>>>

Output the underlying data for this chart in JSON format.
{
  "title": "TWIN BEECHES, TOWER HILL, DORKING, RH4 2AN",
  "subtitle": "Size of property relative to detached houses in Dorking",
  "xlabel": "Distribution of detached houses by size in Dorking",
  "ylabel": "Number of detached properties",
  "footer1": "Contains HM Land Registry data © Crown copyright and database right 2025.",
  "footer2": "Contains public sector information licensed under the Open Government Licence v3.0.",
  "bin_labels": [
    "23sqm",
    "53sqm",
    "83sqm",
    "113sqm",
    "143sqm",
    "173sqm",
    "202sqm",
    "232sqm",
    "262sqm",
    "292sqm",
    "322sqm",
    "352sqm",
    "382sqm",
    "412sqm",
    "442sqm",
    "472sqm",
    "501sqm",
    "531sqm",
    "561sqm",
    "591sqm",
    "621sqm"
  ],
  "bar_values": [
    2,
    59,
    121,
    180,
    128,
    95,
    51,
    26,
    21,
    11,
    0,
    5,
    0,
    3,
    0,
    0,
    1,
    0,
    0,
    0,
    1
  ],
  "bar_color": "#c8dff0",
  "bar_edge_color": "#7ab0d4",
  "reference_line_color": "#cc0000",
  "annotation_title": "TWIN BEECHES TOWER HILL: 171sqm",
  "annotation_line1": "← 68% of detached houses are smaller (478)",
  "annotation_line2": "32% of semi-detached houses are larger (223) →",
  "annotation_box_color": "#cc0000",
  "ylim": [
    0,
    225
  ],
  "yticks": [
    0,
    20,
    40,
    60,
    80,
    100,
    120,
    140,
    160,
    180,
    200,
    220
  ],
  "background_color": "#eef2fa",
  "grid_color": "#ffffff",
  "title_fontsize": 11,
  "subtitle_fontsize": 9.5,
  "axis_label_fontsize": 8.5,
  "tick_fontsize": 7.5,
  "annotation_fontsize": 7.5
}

<<<

(GIVEN EXERCISE):
Repeat the lines above exactly.

(ANSWER TO THIS TASK):
Output the underlying data for this chart in JSON format.
{
  "title": "TWIN BEECHES, TOWER HILL, DORKING, RH4 2AN",
  "subtitle": "Size of property relative to detached houses in Dorking",
  "xlabel": "Distribution of detached houses by size in Dorking",
  "ylabel": "Number of detached properties",
  "footer1": "Contains HM Land Registry data © Crown copyright and database right 2025.",
  "footer2": "Contains public sector information licensed under the Open Government Licence v3.0.",
  "bin_labels": [
    "23sqm",
    "53sqm",
    "83sqm",
    "113sqm",
    "143sqm",
    "173sqm",
    "202sqm",
    "232sqm",
    "262sqm",
    "292sqm",
    "322sqm",
    "352sqm",
    "382sqm",
    "412sqm",
    "442sqm",
    "472sqm",
    "501sqm",
    "531sqm",
    "561sqm",
    "591sqm",
    "621sqm"
  ],
  "bar_values": [
    2,
    59,
    121,
    180,
    128,
    95,
    51,
    26,
    21,
    11,
    0,
    5,
    0,
    3,
    0,
    0,
    1,
    0,
    0,
    0,
    1
  ],
  "bar_color": "#c8dff0",
  "bar_edge_color": "#7ab0d4",
  "reference_line_color": "#cc0000",
  "annotation_title": "TWIN BEECHES TOWER HILL: 171sqm",
  "annotation_line1": "← 68% of detached houses are smaller (478)",
  "annotation_line2": "32% of semi-detached houses are larger (223) →",
  "annotation_box_color": "#cc0000",
  "ylim": [
    0,
    225
  ],
  "yticks": [
    0,
    20,
    40,
    60,
    80,
    100,
    120,
    140,
    160,
    180,
    200,
    220
  ],
  "background_color": "#eef2fa",
  "grid_color": "#ffffff",
  "title_fontsize": 11,
  "subtitle_fontsize": 9.5,
  "axis_label_fontsize": 8.5,
  "tick_fontsize": 7.5,
  "annotation_fontsize": 7.5
}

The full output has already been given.